(Stored data)
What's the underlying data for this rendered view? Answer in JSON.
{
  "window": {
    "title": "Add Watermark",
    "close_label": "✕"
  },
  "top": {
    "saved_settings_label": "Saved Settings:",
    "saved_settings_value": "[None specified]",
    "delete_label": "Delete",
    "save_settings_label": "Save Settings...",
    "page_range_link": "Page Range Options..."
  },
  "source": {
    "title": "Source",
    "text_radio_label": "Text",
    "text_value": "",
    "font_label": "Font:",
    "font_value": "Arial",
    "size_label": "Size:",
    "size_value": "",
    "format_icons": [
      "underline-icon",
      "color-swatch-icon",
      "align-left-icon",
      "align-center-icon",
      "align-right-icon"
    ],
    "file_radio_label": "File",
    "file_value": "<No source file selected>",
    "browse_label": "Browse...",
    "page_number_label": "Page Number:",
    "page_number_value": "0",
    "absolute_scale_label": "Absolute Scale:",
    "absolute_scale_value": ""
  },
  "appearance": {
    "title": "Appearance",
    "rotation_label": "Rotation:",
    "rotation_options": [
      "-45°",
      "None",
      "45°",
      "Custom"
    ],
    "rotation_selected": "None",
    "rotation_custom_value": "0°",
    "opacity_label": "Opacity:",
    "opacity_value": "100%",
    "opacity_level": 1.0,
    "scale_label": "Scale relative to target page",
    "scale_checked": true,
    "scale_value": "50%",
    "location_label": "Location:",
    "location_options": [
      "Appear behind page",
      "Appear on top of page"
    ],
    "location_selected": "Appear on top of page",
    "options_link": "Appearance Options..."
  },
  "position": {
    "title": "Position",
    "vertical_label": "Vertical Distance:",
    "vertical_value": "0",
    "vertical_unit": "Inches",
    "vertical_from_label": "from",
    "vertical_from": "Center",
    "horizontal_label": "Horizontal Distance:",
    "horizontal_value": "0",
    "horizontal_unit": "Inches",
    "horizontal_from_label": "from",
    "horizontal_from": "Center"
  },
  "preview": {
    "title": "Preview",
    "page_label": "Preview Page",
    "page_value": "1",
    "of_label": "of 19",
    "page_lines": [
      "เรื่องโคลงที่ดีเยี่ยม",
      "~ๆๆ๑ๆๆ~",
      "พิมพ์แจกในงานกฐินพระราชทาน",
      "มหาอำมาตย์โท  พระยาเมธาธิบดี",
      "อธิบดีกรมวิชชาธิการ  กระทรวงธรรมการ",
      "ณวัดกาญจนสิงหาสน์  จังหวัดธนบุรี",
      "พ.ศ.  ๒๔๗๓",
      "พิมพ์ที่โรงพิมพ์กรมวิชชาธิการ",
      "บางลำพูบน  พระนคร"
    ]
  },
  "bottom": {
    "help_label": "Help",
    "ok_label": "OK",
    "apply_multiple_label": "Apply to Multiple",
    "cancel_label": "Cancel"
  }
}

*Set task*:
Reproduce the whole listing word for word.

*Response to the exercise*:
What's the underlying data for this rendered view? Answer in JSON.
{
  "window": {
    "title": "Add Watermark",
    "close_label": "✕"
  },
  "top": {
    "saved_settings_label": "Saved Settings:",
    "saved_settings_value": "[None specified]",
    "delete_label": "Delete",
    "save_settings_label": "Save Settings...",
    "page_range_link": "Page Range Options..."
  },
  "source": {
    "title": "Source",
    "text_radio_label": "Text",
    "text_value": "",
    "font_label": "Font:",
    "font_value": "Arial",
    "size_label": "Size:",
    "size_value": "",
    "format_icons": [
      "underline-icon",
      "color-swatch-icon",
      "align-left-icon",
      "align-center-icon",
      "align-right-icon"
    ],
    "file_radio_label": "File",
    "file_value": "<No source file selected>",
    "browse_label": "Browse...",
    "page_number_label": "Page Number:",
    "page_number_value": "0",
    "absolute_scale_label": "Absolute Scale:",
    "absolute_scale_value": ""
  },
  "appearance": {
    "title": "Appearance",
    "rotation_label": "Rotation:",
    "rotation_options": [
      "-45°",
      "None",
      "45°",
      "Custom"
    ],
    "rotation_selected": "None",
    "rotation_custom_value": "0°",
    "opacity_label": "Opacity:",
    "opacity_value": "100%",
    "opacity_level": 1.0,
    "scale_label": "Scale relative to target page",
    "scale_checked": true,
    "scale_value": "50%",
    "location_label": "Location:",
    "location_options": [
      "Appear behind page",
      "Appear on top of page"
    ],
    "location_selected": "Appear on top of page",
    "options_link": "Appearance Options..."
  },
  "position": {
    "title": "Position",
    "vertical_label": "Vertical Distance:",
    "vertical_value": "0",
    "vertical_unit": "Inches",
    "vertical_from_label": "from",
    "vertical_from": "Center",
    "horizontal_label": "Horizontal Distance:",
    "horizontal_value": "0",
    "horizontal_unit": "Inches",
    "horizontal_from_label": "from",
    "horizontal_from": "Center"
  },
  "preview": {
    "title": "Preview",
    "page_label": "Preview Page",
    "page_value": "1",
    "of_label": "of 19",
    "page_lines": [
      "เรื่องโคลงที่ดีเยี่ยม",
      "~ๆๆ๑ๆๆ~",
      "พิมพ์แจกในงานกฐินพระราชทาน",
      "มหาอำมาตย์โท  พระยาเมธาธิบดี",
      "อธิบดีกรมวิชชาธิการ  กระทรวงธรรมการ",
      "ณวัดกาญจนสิงหาสน์  จังหวัดธนบุรี",
      "พ.ศ.  ๒๔๗๓",
      "พิมพ์ที่โรงพิมพ์กรมวิชชาธิการ",
      "บางลำพูบน  พระนคร"
    ]
  },
  "bottom": {
    "help_label": "Help",
    "ok_label": "OK",
    "apply_multiple_label": "Apply to Multiple",
    "cancel_label": "Cancel"
  }
}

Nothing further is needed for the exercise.